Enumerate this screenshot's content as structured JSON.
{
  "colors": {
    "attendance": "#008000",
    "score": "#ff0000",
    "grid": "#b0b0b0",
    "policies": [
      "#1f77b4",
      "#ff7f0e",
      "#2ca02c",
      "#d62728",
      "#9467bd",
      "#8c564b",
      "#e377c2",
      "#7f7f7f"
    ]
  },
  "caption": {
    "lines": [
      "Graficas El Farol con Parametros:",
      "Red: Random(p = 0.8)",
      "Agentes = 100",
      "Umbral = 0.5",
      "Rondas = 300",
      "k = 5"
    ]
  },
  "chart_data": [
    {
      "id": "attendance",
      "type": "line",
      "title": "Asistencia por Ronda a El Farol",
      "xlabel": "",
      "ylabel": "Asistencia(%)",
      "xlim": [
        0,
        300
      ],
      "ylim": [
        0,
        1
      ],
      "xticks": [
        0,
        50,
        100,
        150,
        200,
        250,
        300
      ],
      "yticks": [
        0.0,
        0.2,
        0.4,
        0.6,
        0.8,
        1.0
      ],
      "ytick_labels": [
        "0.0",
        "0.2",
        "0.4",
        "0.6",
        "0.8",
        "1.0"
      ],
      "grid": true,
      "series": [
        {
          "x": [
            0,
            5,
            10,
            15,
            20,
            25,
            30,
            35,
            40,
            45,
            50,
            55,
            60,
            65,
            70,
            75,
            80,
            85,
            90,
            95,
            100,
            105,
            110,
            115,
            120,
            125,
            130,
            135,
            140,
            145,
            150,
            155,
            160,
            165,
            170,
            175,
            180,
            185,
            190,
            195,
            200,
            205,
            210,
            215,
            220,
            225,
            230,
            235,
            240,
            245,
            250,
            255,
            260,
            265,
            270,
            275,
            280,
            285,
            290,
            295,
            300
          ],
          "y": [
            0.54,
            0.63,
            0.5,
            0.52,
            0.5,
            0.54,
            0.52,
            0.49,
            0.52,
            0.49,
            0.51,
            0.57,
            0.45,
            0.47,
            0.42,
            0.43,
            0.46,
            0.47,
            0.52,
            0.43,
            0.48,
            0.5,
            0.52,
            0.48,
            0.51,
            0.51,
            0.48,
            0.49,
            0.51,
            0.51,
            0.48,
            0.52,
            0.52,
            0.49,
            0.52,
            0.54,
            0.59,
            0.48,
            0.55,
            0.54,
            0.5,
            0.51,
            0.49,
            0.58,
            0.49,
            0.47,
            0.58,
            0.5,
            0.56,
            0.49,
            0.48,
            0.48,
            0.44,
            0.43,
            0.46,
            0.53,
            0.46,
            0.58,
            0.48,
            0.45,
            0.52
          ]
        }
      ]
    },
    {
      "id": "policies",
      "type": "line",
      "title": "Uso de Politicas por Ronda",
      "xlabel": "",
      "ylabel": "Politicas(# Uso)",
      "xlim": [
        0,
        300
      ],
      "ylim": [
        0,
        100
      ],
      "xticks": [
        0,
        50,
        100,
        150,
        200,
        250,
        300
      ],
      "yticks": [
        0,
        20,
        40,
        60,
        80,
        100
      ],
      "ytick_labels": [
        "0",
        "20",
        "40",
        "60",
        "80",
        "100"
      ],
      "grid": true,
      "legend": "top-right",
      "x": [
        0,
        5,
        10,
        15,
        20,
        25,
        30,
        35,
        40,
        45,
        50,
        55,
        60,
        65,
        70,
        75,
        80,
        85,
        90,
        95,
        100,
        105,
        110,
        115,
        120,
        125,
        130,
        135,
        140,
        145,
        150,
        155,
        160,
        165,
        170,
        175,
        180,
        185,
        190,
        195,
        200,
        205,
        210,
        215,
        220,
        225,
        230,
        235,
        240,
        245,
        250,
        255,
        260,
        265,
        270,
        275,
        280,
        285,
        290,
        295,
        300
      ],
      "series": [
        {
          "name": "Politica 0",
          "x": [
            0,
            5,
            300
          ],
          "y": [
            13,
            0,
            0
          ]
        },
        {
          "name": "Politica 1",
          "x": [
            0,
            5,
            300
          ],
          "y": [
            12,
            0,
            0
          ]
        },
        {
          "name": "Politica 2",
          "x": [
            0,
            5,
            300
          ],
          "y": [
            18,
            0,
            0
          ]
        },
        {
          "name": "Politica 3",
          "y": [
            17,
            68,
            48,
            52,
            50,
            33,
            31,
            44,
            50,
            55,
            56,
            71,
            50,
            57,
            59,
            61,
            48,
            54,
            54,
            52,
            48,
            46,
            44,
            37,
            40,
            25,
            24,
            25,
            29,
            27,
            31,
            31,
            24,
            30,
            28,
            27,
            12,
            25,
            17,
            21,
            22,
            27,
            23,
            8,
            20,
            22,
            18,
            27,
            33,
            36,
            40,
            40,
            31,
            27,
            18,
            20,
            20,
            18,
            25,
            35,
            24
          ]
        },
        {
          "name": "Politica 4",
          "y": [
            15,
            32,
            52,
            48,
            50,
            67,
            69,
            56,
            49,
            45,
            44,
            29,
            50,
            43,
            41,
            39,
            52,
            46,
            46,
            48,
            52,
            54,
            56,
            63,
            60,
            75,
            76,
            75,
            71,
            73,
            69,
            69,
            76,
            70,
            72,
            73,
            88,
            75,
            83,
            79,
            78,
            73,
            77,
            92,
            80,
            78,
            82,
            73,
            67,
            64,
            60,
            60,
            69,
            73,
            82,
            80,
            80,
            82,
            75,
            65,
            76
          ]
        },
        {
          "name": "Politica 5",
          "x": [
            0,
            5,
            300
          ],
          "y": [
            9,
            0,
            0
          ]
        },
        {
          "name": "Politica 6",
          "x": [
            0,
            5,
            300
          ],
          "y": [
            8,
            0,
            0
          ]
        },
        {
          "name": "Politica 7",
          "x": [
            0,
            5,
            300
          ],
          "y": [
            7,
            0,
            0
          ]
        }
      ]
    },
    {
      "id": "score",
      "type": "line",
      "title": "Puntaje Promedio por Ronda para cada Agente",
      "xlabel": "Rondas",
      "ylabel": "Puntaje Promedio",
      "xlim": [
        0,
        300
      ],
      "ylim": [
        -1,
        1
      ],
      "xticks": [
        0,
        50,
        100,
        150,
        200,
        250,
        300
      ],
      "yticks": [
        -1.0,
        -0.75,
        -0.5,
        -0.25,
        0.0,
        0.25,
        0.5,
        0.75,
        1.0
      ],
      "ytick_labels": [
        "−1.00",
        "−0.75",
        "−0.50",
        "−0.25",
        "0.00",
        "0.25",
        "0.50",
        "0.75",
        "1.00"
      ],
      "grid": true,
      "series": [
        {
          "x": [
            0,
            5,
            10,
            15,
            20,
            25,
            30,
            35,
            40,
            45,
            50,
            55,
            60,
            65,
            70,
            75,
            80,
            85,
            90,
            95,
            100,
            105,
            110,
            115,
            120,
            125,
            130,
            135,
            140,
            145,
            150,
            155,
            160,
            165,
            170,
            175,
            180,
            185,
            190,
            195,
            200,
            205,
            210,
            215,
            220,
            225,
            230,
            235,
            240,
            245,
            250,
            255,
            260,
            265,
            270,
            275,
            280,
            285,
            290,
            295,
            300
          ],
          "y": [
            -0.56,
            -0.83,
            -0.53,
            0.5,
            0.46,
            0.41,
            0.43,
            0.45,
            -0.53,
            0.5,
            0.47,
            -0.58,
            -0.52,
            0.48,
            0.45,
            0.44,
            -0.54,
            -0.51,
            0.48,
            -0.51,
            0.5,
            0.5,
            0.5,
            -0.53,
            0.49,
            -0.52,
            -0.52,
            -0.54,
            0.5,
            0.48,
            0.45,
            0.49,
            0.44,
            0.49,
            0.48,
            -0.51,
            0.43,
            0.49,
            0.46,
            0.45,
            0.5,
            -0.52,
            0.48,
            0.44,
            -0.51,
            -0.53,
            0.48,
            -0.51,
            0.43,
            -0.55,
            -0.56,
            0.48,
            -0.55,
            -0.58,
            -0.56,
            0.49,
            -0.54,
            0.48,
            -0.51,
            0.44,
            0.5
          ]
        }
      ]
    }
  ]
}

·····

> STATED GOAL:
Copy out each line of the records that holds the string "title".

> TASK ANSWER:
      "title": "Asistencia por Ronda a El Farol",
      "title": "Uso de Politicas por Ronda",
      "title": "Puntaje Promedio por Ronda para cada Agente",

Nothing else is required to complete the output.